Directive 1: Do these statements agree with the economy debate excerpt? Answer yes or no for each, quoting the deciding words. (a) Westpac called its June survey another disappointing result. (b) Alan Oster is Westpac's chief economist. (c) The previously strong industries named as struggling are mining and retail.
Directive 2: Could you reproduce the economy debate excerpt word for word, everything from "Photo of Joe" down to "laggard at present."?

Selection:
┄┄┄┄┄┄┄┄┄┄
House debates

Thursday, 21 June 2012

Matters of Public Importance

Economy

3:16 pm

Photo of Joe HockeyJoe Hockey (North Sydney, Liberal Party, Shadow Treasurer) Share this | Hansard source

Madam Deputy Speaker, the Westpac consumer sentiment index was released last week and Westpac described their latest survey for June as 'another disappointing result'. The National Australia Bank had its monthly business study last week and their chief economist, Alan Oster, said:

I have never seen a result like that ever.

He added that the degree of weakening in activity over the past couple of months suggests that the economy is struggling with conditions in some of the previously strong industries—namely mining and finance. Business and property are also looking somewhat laggard at present.
┄┄┄┄┄┄┄┄┄┄
Data extract:

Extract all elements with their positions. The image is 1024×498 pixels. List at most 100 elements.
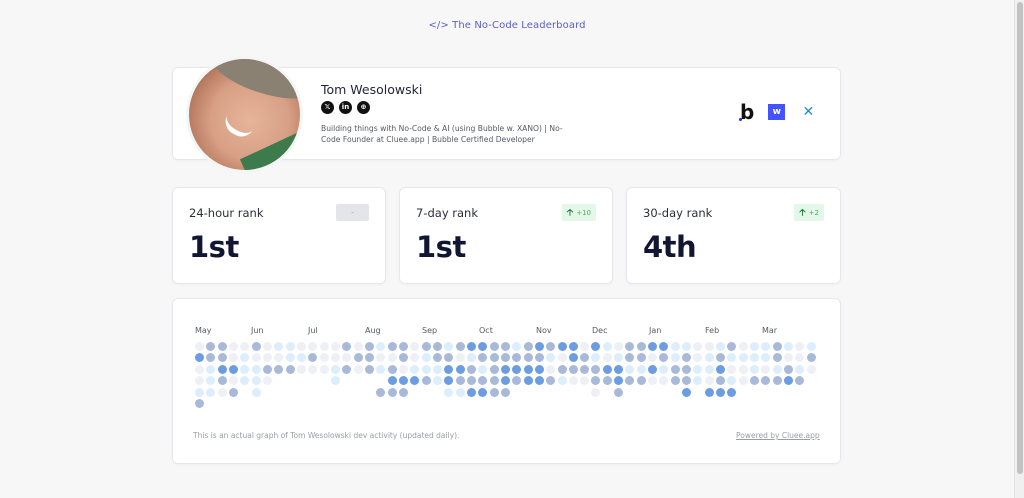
┄┄┄┄┄┄┄┄┄┄
Written response 1:
(a) Yes: "Westpac described their latest survey for June as 'another disappointing result'"
(b) No: "The National Australia Bank had its monthly business study last week and their chief economist, Alan Oster"
(c) No: "namely mining and finance"

Written response 2:
Photo of Joe HockeyJoe Hockey (North Sydney, Liberal Party, Shadow Treasurer) Share this | Hansard source

Madam Deputy Speaker, the Westpac consumer sentiment index was released last week and Westpac described their latest survey for June as 'another disappointing result'. The National Australia Bank had its monthly business study last week and their chief economist, Alan Oster, said:

I have never seen a result like that ever.

He added that the degree of weakening in activity over the past couple of months suggests that the economy is struggling with conditions in some of the previously strong industries—namely mining and finance. Business and property are also looking somewhat laggard at present.